- _WORK INSTRUCTIONS_
Identify each line below containing the string "this" and copy it.

- _PROVIDED INFORMATION_
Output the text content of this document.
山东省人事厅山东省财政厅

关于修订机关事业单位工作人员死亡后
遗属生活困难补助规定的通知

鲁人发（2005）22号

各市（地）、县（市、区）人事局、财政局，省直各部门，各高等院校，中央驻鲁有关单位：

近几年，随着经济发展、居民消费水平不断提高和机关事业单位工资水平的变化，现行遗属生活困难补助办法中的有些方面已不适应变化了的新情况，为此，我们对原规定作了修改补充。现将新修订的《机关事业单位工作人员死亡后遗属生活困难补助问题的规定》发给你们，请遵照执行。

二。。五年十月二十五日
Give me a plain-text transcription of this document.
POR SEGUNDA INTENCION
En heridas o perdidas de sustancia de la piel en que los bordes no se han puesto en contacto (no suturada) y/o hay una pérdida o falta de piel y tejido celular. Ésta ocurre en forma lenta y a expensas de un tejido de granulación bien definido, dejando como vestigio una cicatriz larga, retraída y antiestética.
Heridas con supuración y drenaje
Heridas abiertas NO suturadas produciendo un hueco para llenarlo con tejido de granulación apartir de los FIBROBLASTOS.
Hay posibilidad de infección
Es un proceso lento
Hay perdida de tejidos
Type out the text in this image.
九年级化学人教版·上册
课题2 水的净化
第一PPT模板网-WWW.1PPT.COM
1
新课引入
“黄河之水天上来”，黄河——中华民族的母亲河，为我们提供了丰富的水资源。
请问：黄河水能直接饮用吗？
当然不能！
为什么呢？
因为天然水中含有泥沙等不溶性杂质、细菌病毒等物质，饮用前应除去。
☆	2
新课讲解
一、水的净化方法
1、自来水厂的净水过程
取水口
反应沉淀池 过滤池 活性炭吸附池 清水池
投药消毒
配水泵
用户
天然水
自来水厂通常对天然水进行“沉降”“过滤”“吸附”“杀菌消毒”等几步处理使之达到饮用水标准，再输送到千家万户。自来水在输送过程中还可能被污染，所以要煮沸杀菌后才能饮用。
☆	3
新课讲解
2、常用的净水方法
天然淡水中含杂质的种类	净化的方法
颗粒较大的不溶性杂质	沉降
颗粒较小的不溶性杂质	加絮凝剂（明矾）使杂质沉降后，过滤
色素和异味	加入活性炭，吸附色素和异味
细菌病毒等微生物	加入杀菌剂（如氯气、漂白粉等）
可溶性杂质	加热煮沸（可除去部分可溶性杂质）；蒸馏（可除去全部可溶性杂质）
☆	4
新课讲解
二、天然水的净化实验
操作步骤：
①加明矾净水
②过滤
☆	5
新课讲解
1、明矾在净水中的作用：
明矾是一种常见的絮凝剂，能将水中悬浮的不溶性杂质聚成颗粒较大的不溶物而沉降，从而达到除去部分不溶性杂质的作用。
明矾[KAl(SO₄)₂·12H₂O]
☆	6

- _SOLUTION TO THE EXERCISE_
Output the text content of this document.
Give me a plain-text transcription of this document.
Type out the text in this image.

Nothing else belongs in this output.